▸ Your goal: Look through the listing for the word "Cohort". Copy each line that has it.

▸ Supplied records:
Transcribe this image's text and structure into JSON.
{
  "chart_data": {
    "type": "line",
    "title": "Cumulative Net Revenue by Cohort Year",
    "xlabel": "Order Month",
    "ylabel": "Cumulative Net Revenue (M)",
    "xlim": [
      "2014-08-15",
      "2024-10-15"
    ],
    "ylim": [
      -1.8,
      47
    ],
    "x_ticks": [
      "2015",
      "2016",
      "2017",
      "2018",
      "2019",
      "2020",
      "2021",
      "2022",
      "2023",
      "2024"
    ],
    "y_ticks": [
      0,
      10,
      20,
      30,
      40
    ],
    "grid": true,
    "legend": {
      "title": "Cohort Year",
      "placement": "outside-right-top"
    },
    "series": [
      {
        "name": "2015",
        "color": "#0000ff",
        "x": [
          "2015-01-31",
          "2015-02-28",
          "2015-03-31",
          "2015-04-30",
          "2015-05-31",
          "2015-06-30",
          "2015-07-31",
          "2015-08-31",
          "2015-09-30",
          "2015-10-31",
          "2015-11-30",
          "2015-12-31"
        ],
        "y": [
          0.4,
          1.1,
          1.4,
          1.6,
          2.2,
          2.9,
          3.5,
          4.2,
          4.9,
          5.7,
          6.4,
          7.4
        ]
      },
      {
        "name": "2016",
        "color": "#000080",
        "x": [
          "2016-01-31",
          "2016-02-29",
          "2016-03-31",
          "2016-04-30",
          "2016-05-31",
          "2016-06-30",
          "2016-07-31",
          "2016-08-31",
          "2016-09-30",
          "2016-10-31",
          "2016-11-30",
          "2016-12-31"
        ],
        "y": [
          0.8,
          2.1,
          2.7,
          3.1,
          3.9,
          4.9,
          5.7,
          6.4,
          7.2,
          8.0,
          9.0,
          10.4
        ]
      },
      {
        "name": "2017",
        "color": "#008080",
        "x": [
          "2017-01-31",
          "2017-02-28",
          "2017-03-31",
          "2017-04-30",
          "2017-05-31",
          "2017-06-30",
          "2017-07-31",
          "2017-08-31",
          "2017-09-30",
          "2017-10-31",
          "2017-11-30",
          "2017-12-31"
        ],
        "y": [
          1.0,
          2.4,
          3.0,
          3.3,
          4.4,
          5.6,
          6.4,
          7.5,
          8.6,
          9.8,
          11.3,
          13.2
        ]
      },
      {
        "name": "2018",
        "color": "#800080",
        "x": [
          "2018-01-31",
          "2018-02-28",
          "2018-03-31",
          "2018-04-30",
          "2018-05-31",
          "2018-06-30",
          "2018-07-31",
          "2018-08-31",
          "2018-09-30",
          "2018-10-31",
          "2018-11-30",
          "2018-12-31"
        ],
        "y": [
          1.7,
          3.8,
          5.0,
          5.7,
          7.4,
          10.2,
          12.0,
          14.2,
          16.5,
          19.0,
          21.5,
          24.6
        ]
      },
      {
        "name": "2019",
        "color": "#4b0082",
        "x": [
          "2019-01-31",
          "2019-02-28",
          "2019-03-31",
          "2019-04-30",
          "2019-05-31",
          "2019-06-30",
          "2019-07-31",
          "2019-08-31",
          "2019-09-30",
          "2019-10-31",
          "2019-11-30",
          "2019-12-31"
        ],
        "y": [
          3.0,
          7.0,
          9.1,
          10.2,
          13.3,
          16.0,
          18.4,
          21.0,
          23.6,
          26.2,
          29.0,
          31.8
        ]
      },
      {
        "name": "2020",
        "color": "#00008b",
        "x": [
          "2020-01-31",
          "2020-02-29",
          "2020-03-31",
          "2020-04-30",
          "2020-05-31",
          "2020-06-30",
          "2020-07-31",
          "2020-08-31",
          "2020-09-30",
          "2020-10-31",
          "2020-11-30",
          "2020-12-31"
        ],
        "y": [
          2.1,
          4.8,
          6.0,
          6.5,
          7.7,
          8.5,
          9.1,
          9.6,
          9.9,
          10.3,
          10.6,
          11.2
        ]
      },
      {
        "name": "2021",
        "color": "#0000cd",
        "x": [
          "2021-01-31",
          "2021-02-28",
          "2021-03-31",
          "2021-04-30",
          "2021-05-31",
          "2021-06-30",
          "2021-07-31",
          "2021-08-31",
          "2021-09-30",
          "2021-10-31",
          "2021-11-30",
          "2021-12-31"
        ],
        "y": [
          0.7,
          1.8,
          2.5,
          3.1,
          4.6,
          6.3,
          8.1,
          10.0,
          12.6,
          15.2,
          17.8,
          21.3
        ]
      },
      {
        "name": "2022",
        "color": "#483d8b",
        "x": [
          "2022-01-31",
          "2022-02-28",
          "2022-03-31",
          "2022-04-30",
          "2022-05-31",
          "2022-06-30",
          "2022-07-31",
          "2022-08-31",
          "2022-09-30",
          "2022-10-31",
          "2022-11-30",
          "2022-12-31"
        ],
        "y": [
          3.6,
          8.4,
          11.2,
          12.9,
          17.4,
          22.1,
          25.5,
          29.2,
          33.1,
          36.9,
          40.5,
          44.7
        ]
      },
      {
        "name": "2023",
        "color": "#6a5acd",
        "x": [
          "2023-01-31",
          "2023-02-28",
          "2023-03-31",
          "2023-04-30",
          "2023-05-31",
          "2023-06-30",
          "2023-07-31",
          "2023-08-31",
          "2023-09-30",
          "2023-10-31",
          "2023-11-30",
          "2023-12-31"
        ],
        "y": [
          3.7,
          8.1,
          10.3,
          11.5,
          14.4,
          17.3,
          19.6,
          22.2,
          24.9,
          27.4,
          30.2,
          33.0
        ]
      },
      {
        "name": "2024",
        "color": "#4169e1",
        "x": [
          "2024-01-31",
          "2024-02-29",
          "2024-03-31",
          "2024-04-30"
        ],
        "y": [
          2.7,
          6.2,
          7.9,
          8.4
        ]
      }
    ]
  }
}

▸ Response to this task:
    "title": "Cumulative Net Revenue by Cohort Year",
      "title": "Cohort Year",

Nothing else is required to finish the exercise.